[Data entries]

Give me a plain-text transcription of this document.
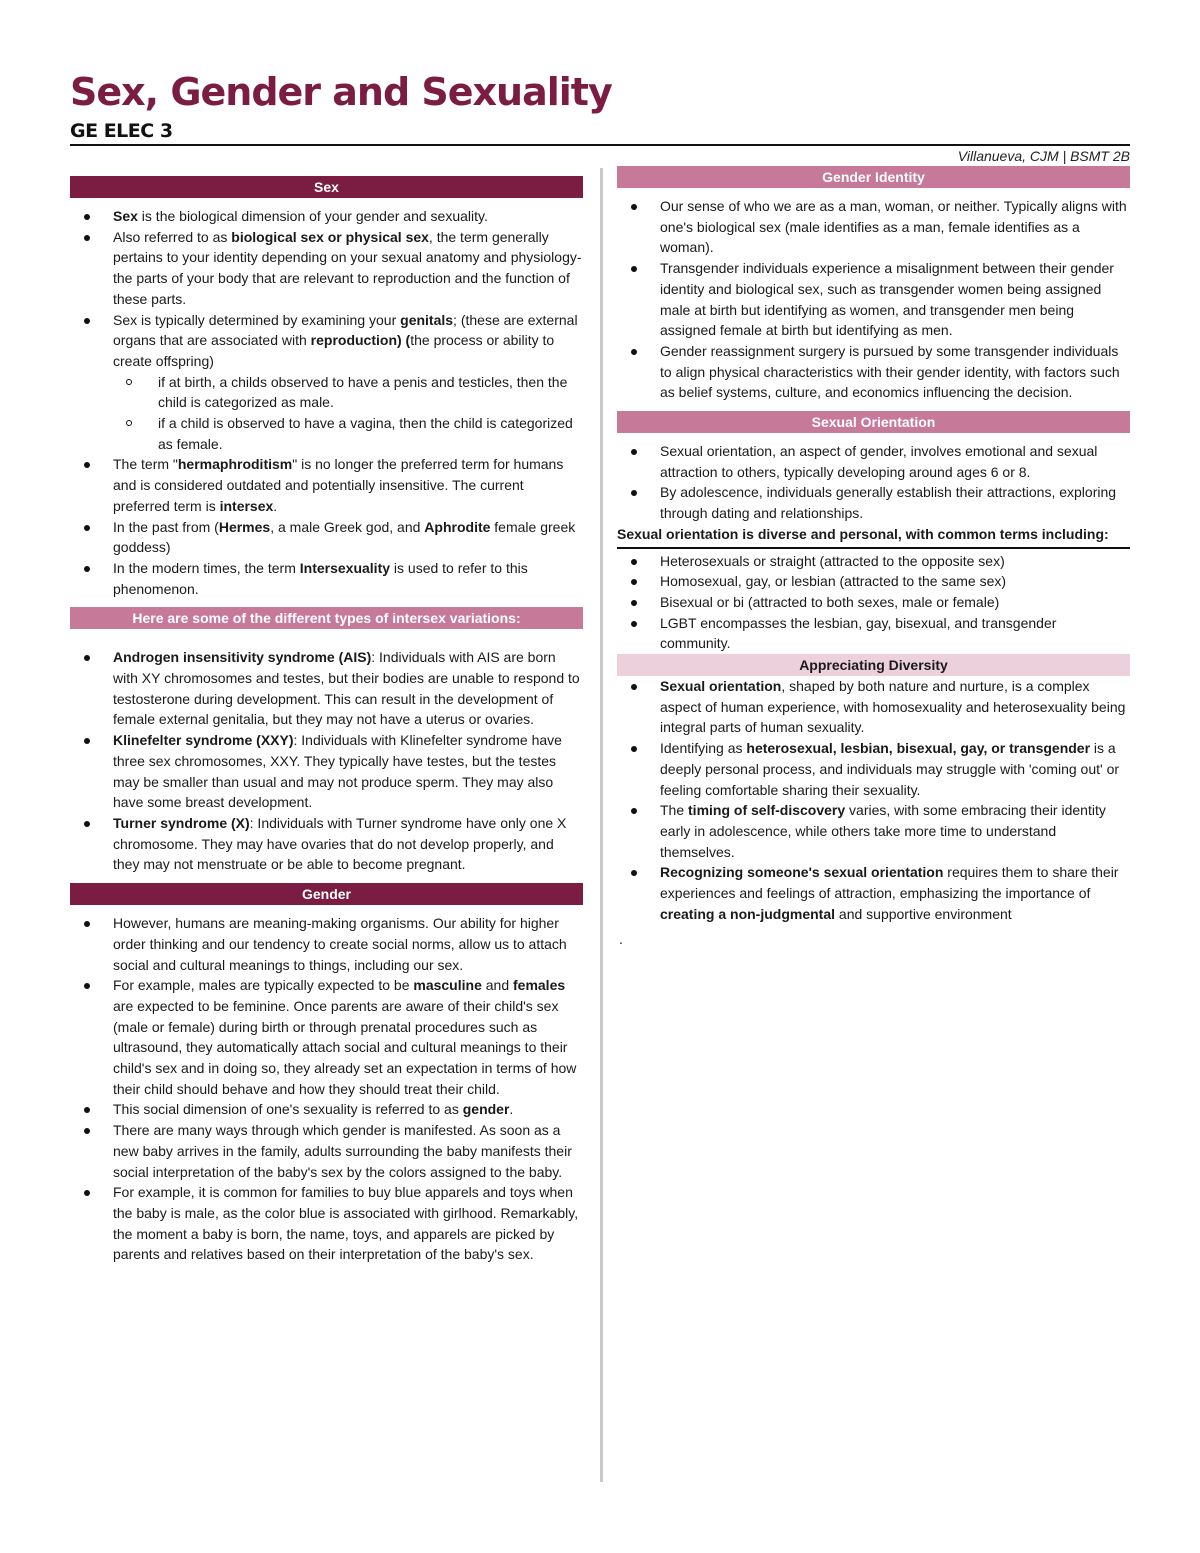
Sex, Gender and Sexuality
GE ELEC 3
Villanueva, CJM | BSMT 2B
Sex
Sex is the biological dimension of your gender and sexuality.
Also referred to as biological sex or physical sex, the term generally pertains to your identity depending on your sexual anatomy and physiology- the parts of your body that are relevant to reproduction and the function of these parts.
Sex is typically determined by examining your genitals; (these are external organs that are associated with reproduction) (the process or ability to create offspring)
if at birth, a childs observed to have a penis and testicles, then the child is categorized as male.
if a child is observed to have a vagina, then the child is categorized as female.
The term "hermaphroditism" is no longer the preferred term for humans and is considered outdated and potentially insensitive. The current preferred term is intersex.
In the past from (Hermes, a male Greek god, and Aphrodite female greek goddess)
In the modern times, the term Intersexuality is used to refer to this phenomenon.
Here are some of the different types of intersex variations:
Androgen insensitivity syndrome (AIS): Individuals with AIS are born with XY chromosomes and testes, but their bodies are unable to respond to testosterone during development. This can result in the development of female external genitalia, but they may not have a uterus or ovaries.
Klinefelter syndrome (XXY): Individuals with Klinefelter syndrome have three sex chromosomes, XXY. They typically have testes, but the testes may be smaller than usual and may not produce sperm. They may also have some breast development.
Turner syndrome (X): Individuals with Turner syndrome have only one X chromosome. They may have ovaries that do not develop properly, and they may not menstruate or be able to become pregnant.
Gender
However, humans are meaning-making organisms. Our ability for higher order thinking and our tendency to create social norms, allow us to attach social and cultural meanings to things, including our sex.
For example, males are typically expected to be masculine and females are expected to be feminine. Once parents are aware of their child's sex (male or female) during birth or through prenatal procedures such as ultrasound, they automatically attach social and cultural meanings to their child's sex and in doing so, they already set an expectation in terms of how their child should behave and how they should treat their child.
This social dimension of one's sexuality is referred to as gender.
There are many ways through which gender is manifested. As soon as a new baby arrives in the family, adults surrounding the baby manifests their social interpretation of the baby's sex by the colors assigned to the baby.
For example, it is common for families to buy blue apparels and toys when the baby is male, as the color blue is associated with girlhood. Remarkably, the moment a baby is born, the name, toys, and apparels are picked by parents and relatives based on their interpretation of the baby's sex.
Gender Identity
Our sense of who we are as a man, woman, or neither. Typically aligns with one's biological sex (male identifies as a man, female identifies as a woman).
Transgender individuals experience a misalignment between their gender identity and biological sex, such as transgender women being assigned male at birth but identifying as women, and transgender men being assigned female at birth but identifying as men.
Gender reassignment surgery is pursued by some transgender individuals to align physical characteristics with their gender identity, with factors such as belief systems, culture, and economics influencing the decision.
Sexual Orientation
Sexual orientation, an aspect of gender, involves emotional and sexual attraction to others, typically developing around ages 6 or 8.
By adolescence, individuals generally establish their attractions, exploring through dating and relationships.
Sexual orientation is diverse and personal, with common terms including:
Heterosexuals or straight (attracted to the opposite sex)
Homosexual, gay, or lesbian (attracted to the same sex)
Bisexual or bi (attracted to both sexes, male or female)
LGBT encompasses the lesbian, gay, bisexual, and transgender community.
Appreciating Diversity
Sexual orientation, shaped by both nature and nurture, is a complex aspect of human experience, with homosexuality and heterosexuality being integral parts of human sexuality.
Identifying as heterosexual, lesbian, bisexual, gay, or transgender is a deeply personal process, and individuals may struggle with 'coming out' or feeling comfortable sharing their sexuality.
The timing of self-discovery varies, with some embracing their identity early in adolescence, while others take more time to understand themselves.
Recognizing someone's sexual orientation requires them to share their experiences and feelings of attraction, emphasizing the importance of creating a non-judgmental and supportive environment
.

To do
From the data above, gather every line that includes the word "observed".

Finished task
if at birth, a childs observed to have a penis and testicles, then the child is categorized as male.
if a child is observed to have a vagina, then the child is categorized as female.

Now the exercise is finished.